## Start
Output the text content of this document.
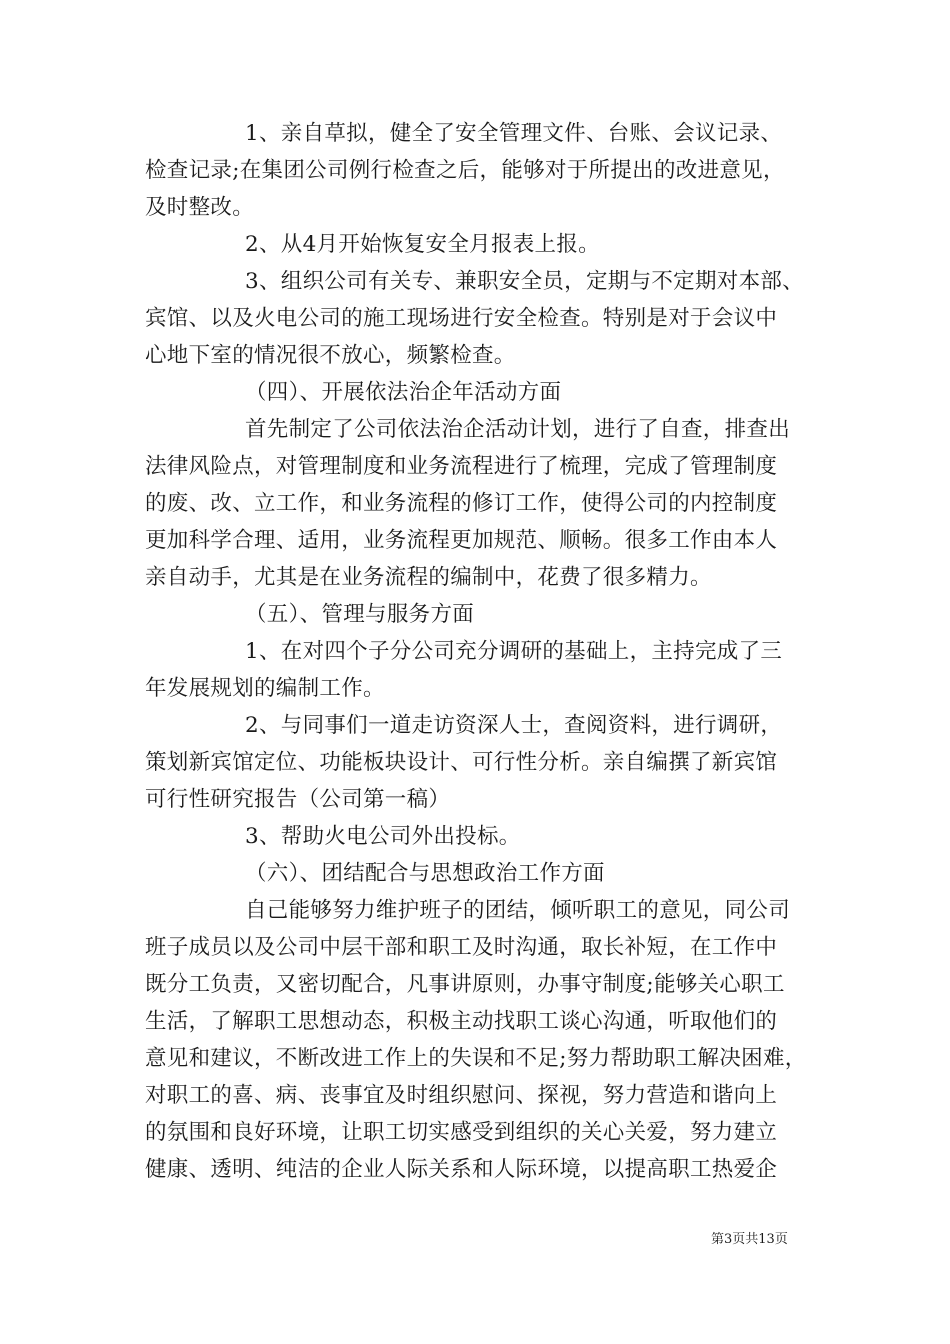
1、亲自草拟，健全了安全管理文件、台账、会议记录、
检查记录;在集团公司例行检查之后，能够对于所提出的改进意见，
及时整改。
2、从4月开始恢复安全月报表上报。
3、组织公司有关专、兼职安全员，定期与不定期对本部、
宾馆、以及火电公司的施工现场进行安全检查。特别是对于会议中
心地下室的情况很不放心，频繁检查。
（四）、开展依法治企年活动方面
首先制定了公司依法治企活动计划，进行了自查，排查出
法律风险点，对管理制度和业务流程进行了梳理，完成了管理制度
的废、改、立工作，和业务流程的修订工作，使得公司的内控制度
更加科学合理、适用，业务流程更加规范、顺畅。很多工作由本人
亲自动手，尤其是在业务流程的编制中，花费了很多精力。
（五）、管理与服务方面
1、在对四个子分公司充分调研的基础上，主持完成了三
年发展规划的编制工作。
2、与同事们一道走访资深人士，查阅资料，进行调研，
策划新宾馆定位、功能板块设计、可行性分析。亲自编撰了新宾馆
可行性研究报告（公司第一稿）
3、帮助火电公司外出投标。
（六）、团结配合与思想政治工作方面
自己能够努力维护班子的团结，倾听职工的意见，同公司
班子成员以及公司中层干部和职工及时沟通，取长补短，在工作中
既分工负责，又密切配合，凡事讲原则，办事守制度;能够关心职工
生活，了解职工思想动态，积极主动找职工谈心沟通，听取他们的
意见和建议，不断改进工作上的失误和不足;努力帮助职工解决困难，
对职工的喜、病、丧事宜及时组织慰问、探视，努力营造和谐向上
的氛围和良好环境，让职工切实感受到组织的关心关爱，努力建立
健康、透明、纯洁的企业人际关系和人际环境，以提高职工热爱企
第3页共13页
## End
## Start
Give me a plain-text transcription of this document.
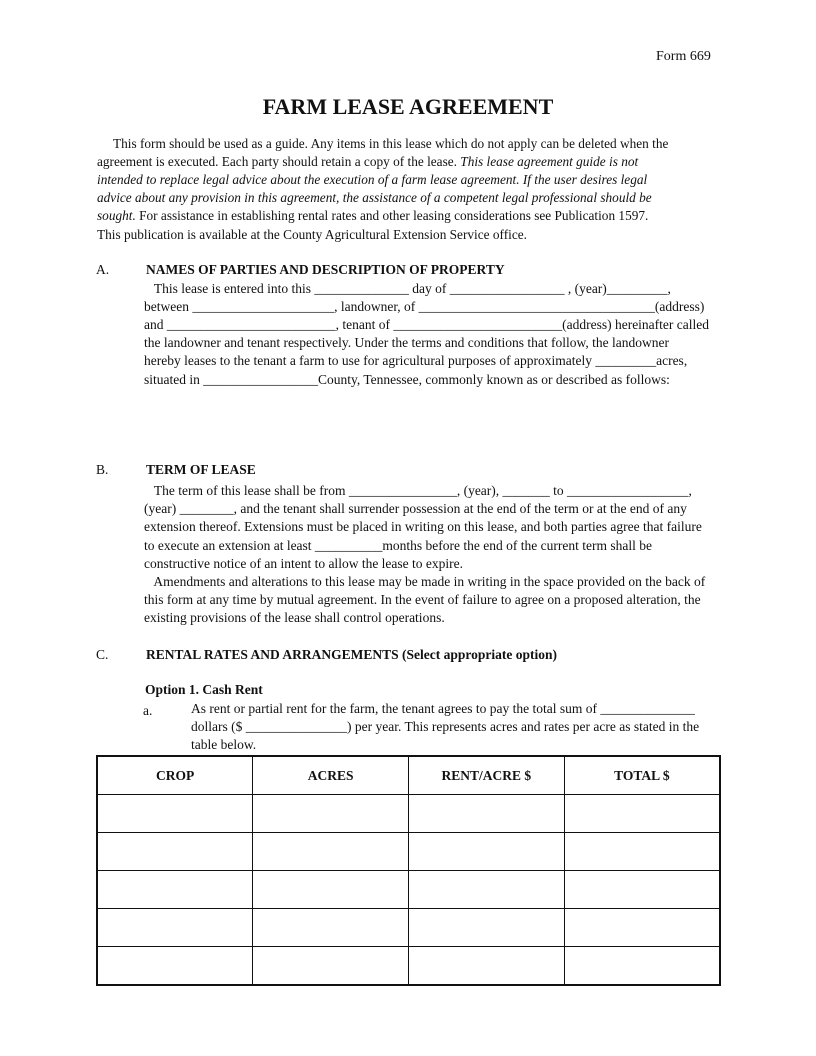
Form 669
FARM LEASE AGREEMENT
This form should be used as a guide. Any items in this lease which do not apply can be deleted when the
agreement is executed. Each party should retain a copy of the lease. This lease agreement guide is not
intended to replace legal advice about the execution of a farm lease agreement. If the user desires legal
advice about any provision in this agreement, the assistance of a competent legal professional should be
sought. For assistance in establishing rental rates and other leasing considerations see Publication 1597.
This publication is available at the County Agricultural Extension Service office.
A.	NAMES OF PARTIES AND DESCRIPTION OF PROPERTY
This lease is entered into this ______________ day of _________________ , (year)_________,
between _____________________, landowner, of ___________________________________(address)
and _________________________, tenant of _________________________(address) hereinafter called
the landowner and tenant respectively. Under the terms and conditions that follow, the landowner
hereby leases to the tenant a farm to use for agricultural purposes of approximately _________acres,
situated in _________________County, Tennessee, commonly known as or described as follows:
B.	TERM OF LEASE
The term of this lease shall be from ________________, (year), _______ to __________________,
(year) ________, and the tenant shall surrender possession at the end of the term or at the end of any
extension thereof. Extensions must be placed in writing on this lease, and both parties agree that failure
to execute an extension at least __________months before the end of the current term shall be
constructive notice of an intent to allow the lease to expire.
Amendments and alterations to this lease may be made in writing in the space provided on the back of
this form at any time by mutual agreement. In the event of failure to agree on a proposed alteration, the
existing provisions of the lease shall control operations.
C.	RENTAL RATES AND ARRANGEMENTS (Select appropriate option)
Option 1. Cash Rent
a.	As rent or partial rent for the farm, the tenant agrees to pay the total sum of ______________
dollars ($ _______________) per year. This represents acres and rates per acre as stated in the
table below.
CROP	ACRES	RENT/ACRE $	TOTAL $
## End
• **WHAT YOU SHOULD DO**: In the records above, how many lines include "about"? Give that number and nothing more.

• **FINAL RESULT**: 2